The problem
Return each line holding the string "matmul".

Stored entries:
———

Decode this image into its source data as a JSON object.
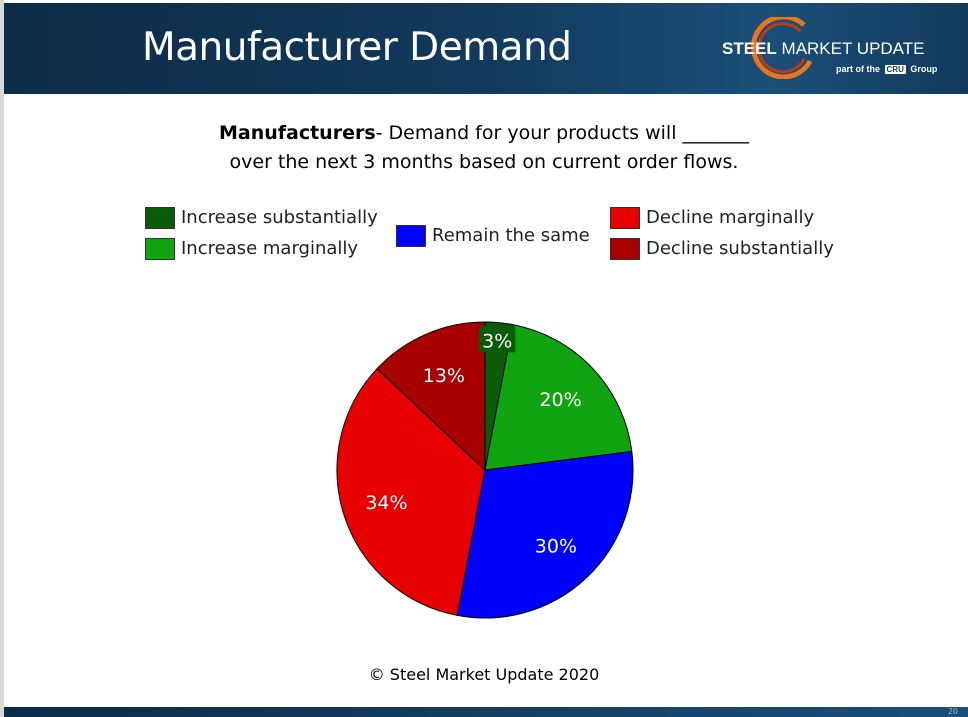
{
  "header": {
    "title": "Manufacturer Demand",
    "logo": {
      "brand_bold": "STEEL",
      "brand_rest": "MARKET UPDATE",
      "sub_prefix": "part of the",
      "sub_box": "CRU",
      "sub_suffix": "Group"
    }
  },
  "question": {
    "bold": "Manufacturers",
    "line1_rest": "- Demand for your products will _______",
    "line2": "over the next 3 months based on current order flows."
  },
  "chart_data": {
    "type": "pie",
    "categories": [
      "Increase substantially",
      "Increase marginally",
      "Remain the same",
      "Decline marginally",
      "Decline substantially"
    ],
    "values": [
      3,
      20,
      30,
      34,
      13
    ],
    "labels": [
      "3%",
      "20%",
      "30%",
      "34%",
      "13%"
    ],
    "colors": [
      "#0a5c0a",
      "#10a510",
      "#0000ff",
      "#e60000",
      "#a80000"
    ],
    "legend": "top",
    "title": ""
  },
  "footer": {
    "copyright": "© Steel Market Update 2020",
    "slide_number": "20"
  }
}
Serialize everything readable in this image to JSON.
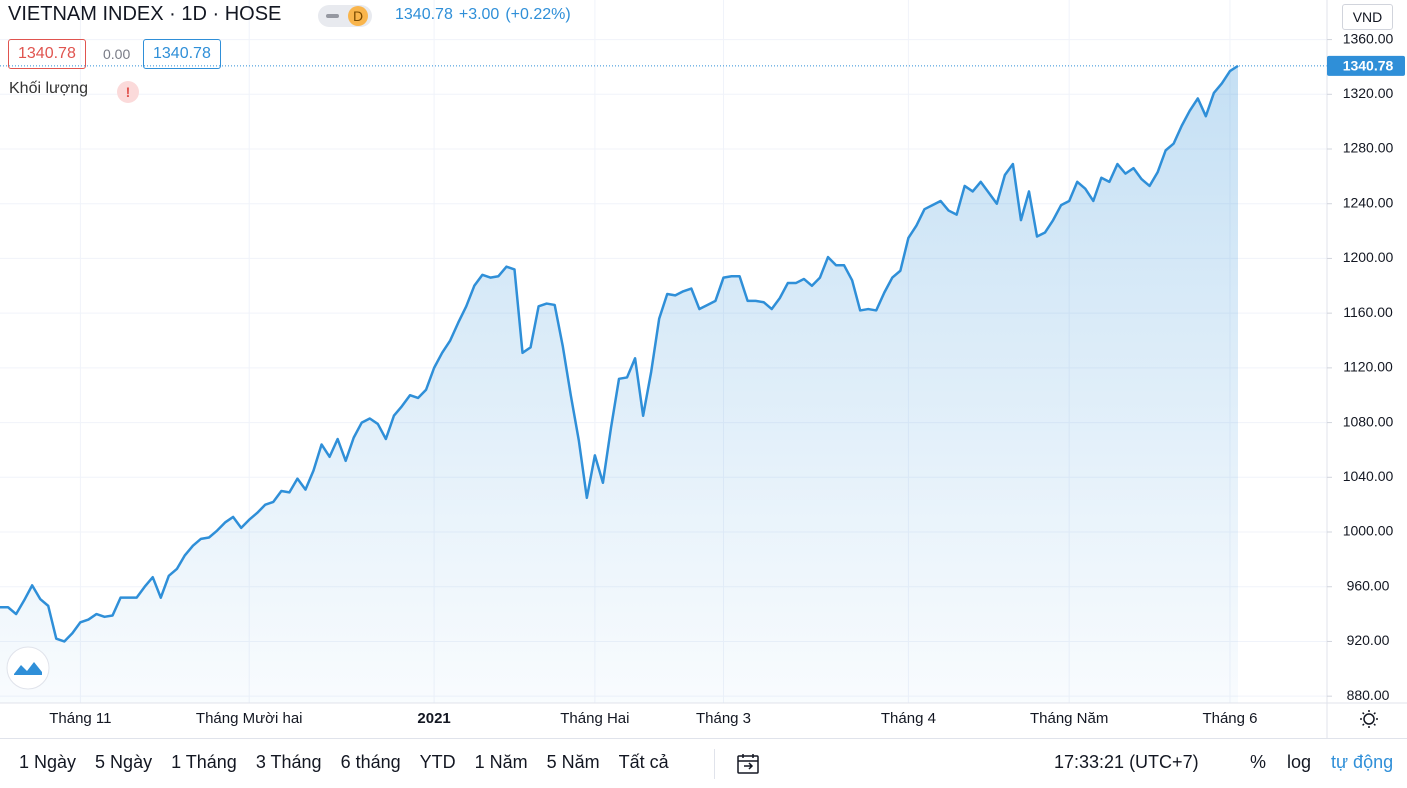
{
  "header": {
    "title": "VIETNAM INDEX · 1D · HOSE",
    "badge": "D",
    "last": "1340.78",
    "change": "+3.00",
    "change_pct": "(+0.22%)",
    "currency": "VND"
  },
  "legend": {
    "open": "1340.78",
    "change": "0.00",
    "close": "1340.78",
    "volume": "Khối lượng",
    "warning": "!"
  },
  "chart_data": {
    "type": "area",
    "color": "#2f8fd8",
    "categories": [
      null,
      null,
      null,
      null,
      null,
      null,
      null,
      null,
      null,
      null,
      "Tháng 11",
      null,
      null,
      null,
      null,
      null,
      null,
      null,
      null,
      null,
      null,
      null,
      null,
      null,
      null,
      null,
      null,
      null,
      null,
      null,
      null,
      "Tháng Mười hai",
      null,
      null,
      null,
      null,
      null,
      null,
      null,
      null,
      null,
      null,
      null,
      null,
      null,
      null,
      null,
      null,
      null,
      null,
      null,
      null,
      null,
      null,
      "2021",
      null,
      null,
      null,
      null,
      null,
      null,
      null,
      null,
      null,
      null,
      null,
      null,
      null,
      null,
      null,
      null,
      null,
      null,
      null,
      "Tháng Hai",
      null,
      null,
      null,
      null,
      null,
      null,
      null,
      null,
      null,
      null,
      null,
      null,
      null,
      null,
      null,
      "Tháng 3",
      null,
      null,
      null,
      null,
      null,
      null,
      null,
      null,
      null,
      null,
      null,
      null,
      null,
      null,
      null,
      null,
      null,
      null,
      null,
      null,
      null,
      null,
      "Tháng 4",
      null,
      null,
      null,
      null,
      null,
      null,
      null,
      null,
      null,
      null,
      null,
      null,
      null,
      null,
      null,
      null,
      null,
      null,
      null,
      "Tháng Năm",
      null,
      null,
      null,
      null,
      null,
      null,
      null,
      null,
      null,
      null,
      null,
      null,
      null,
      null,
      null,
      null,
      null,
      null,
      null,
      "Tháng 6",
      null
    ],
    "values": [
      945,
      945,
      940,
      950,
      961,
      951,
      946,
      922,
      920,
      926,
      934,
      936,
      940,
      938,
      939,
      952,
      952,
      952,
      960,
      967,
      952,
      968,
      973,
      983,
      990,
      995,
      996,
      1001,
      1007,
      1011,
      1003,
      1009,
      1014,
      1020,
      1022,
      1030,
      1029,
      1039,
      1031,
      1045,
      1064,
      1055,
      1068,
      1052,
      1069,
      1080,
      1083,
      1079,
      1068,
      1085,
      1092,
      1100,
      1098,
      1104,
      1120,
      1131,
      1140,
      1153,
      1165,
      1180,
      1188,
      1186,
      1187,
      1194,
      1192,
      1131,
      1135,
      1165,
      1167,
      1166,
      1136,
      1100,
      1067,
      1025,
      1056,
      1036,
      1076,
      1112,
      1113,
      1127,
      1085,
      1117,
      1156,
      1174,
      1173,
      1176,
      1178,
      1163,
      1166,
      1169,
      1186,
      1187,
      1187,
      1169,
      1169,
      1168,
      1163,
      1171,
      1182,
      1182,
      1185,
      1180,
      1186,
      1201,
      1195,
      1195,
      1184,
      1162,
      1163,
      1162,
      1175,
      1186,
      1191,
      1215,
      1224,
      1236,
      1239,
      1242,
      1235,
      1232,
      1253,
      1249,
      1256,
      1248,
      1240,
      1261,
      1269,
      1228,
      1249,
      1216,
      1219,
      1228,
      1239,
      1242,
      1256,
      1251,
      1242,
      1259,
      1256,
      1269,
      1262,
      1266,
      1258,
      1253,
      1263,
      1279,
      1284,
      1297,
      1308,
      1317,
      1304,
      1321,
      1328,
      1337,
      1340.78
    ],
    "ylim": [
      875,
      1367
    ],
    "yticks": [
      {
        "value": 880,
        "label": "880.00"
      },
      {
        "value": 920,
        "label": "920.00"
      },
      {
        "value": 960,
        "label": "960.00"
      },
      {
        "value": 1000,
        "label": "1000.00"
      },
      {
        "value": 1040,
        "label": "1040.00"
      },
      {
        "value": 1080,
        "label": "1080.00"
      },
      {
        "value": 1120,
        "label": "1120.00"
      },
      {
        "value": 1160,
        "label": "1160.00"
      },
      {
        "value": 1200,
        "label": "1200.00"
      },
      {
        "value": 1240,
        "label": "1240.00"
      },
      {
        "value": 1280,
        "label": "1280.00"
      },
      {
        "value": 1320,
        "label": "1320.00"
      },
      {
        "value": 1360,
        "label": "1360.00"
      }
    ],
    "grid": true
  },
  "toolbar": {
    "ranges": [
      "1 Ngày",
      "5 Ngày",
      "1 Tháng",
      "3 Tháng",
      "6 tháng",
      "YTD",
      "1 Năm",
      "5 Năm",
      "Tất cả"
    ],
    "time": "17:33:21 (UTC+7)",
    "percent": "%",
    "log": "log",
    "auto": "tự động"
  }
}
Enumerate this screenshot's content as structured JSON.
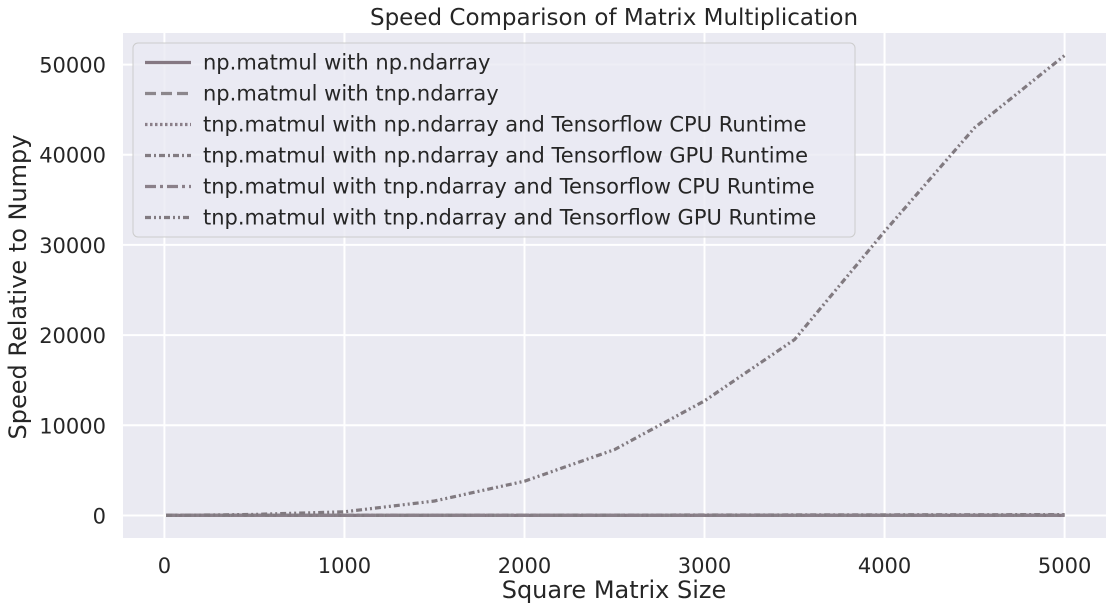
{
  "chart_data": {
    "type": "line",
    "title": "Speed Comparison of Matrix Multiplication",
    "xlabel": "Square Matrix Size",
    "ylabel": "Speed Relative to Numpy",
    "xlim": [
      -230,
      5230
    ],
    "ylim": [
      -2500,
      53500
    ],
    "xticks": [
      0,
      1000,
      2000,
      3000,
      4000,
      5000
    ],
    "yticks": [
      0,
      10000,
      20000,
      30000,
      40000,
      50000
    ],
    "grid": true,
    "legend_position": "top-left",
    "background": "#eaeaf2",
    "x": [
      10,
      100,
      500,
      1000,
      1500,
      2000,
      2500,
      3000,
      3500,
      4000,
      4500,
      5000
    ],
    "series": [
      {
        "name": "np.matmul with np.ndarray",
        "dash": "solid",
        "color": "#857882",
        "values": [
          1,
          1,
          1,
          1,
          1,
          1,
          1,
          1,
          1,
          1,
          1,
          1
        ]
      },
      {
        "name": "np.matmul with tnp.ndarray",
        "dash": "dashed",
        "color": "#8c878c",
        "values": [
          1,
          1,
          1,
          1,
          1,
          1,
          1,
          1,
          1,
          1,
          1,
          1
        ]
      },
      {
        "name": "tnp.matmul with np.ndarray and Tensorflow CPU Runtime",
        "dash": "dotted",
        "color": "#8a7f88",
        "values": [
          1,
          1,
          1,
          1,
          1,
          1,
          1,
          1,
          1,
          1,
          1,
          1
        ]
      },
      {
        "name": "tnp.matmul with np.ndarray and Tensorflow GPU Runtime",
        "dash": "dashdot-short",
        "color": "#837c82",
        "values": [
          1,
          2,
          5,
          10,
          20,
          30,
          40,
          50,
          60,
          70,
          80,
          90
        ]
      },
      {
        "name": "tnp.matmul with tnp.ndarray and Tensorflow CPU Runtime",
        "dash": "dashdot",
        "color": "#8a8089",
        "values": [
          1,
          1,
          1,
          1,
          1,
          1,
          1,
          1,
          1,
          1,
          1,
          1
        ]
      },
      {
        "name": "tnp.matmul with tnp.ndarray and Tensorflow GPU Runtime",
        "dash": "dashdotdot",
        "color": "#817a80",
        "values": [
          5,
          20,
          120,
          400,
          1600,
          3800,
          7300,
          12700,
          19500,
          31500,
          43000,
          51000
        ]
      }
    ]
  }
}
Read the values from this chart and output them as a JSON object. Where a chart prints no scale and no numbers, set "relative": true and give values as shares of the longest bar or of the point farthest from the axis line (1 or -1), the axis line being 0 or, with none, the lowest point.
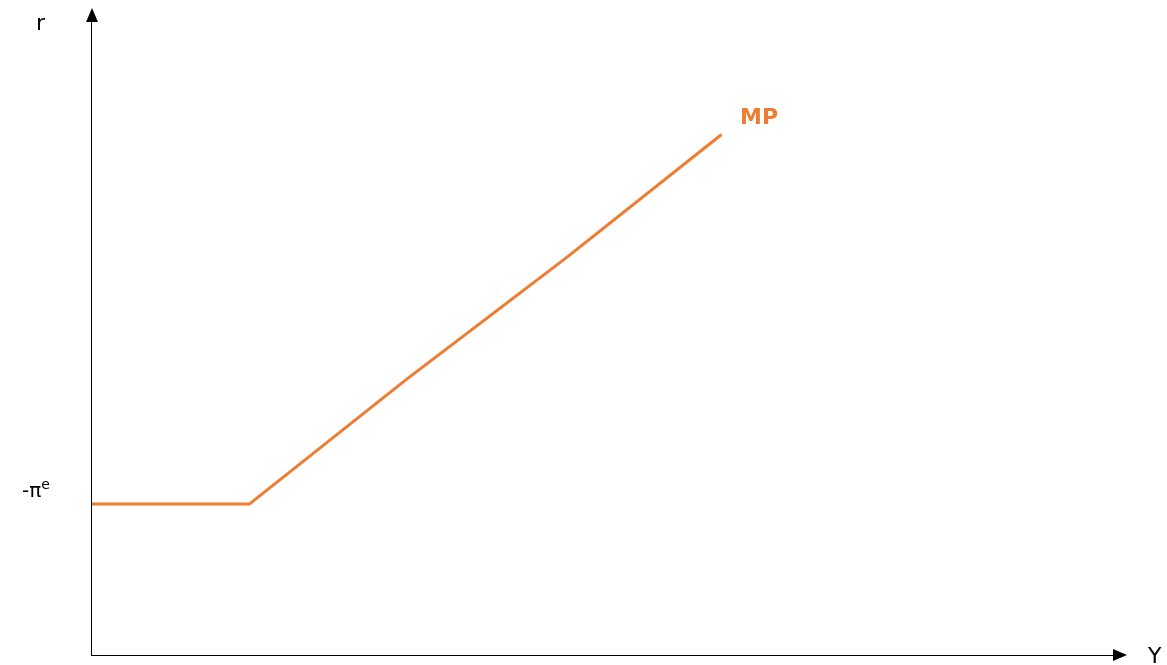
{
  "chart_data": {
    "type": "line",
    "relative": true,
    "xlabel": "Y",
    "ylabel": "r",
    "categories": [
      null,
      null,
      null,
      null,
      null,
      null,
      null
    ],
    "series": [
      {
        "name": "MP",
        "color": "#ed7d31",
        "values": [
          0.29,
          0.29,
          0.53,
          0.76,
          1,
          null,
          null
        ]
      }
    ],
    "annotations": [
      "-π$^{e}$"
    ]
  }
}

———

Output for this exercise
        "name": "np.matmul with np.ndarray",
        "name": "np.matmul with tnp.ndarray",
        "name": "tnp.matmul with np.ndarray and Tensorflow CPU Runtime",
        "name": "tnp.matmul with np.ndarray and Tensorflow GPU Runtime",
        "name": "tnp.matmul with tnp.ndarray and Tensorflow CPU Runtime",
        "name": "tnp.matmul with tnp.ndarray and Tensorflow GPU Runtime",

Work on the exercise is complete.